Given exercise —
Work through the listing below and count the lines that hold "Railway". Answer with the number alone.
>> Begin
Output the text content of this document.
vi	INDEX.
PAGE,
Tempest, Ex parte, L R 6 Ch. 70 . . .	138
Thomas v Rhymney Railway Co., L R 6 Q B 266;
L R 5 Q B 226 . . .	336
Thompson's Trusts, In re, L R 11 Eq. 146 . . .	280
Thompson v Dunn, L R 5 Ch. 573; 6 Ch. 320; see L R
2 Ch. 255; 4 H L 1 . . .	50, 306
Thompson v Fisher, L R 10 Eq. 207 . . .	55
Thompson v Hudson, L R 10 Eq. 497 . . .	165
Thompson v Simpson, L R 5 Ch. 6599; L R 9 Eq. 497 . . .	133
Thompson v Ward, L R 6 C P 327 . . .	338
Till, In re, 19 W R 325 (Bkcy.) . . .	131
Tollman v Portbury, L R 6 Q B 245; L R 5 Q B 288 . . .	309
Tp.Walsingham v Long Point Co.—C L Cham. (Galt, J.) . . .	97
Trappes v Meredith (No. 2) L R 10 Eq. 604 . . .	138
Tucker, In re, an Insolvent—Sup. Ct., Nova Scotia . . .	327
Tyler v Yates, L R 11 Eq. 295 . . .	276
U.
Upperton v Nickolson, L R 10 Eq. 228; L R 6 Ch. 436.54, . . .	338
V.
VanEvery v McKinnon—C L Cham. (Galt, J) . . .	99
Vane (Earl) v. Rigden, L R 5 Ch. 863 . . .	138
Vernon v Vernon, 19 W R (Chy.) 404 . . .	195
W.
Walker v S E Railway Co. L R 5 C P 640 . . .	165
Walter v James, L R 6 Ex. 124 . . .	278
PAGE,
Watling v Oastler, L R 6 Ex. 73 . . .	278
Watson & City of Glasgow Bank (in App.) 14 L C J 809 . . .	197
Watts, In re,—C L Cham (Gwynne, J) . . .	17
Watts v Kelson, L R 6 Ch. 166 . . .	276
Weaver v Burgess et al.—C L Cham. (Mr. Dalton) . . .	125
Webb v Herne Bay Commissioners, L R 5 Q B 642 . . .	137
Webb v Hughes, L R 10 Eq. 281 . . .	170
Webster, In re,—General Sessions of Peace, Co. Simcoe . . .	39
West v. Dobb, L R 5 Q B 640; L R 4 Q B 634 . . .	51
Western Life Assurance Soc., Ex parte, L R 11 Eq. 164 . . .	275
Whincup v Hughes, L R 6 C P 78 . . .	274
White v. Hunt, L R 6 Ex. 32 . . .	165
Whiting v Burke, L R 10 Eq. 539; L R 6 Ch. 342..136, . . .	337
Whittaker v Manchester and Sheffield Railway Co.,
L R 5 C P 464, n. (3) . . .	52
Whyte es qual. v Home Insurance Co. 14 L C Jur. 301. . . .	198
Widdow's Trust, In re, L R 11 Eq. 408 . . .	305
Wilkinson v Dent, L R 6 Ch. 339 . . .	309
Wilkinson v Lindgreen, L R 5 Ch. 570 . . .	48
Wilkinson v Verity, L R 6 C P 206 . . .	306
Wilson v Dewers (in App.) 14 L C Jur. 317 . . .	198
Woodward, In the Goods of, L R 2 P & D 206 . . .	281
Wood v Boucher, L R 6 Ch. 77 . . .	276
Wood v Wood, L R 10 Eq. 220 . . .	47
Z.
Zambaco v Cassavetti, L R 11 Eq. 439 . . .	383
>> End
Exercise response —
3